Check each line of the records below and collect those that include the word "document".

Extracted records:
Begin
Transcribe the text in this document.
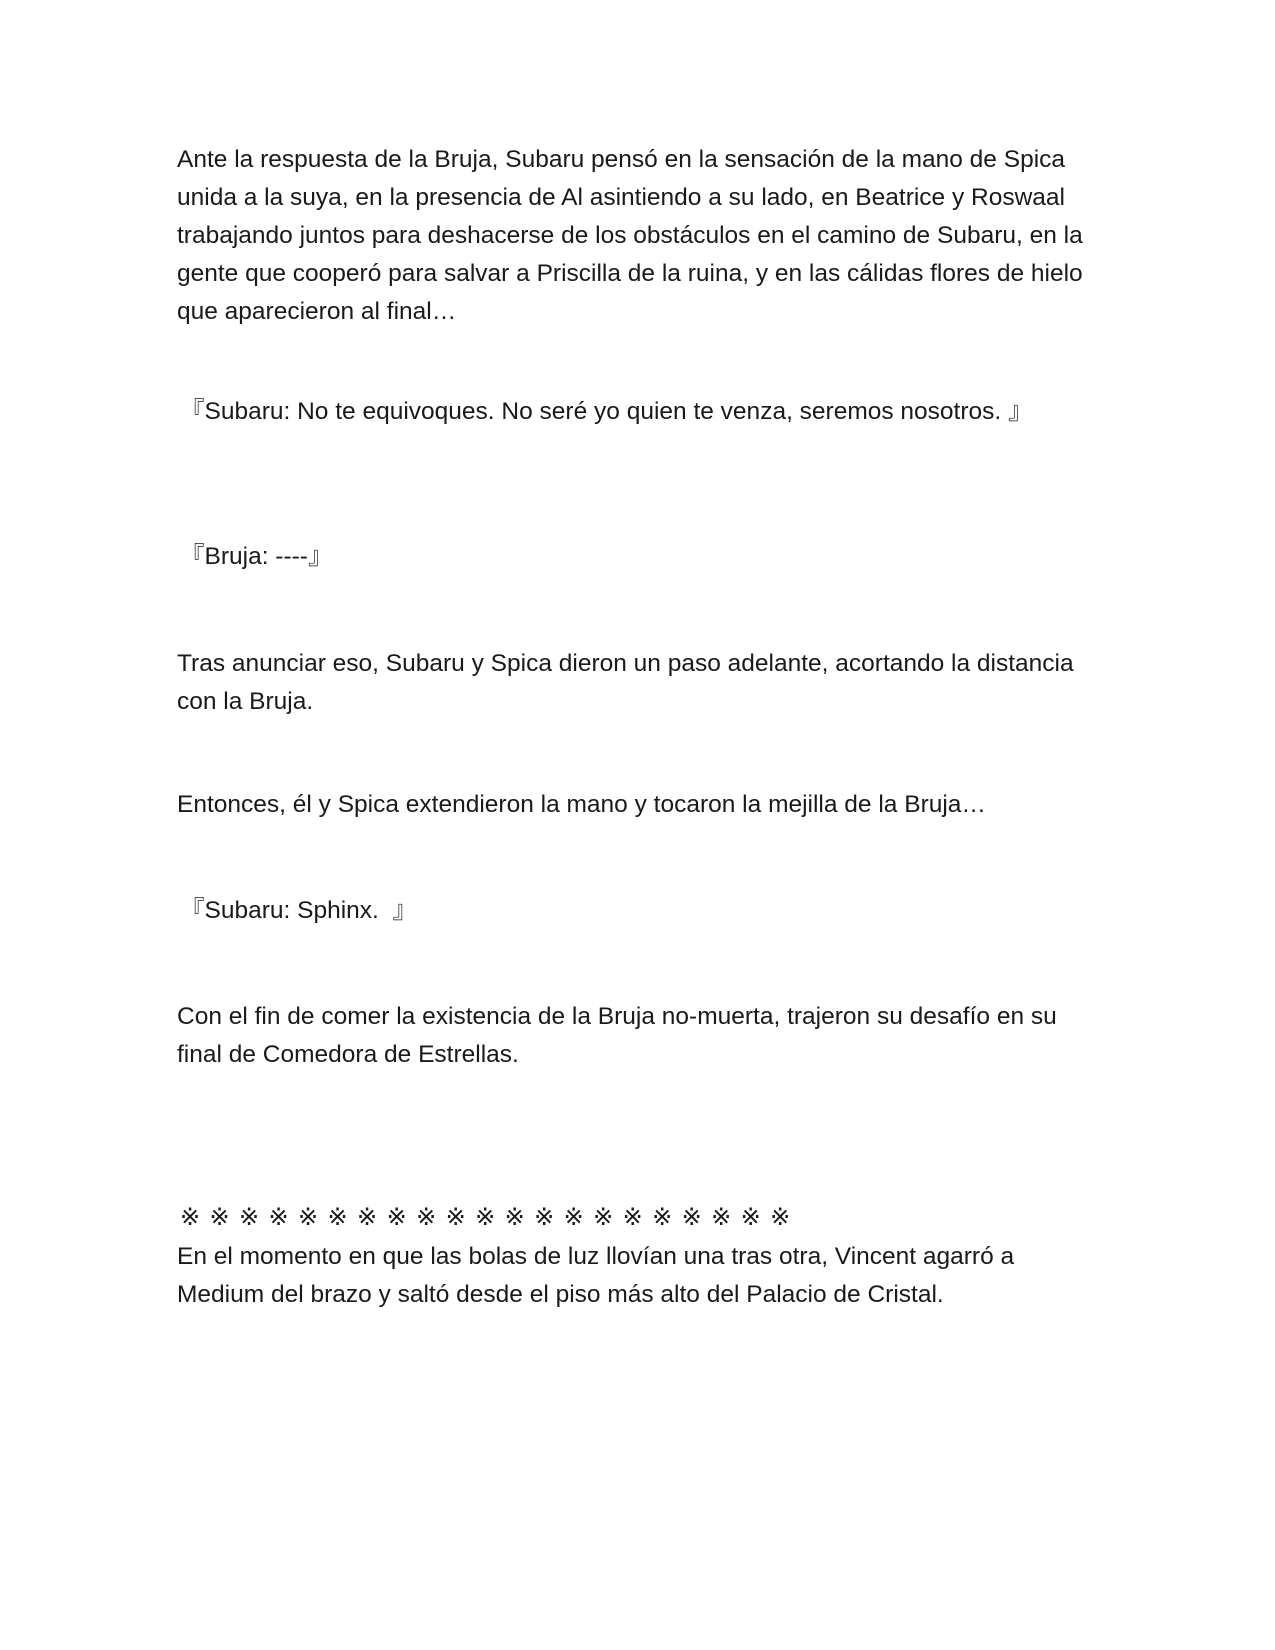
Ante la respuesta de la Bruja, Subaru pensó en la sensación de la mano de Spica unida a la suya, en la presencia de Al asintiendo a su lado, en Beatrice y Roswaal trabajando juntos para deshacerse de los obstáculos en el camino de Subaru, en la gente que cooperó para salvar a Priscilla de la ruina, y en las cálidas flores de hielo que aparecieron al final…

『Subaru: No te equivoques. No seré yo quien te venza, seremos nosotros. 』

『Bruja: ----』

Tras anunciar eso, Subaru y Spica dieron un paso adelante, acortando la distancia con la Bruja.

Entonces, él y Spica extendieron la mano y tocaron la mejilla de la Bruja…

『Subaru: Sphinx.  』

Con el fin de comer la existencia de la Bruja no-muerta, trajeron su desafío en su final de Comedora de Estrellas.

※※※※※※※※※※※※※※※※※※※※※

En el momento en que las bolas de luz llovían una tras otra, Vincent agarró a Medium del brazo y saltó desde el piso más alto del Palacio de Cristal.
End
Begin
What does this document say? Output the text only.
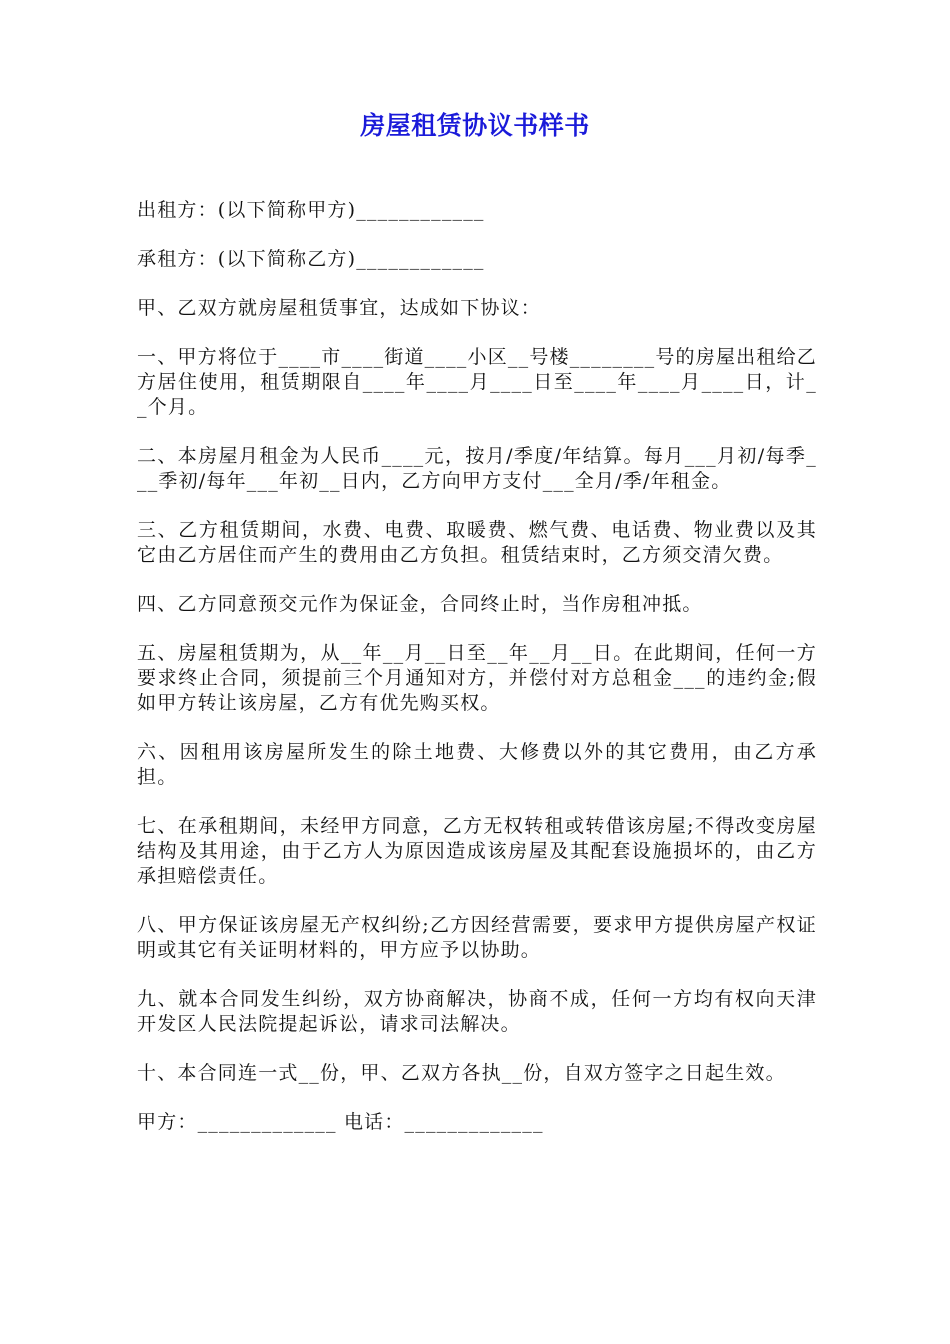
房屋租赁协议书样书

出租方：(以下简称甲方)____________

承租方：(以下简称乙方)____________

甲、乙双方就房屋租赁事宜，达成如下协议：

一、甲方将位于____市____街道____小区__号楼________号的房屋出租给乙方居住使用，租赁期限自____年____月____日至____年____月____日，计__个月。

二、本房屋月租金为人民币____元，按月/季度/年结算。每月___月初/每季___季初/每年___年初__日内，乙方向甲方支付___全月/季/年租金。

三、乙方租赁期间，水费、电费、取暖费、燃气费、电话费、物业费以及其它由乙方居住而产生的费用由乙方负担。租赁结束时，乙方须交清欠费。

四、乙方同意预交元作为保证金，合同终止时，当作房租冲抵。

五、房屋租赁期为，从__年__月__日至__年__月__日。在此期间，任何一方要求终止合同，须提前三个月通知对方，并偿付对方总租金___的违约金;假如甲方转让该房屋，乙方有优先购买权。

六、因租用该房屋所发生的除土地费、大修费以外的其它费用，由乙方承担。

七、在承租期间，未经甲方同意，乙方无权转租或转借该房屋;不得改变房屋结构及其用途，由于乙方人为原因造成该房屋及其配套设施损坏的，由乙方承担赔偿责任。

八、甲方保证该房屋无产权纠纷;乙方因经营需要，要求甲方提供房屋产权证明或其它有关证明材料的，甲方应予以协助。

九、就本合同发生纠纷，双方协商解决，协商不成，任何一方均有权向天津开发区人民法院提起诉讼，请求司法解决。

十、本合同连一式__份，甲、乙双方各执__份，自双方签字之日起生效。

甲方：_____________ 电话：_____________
End
** OUTPUT FOR THIS TASK **
Transcribe the text in this document.
What does this document say? Output the text only.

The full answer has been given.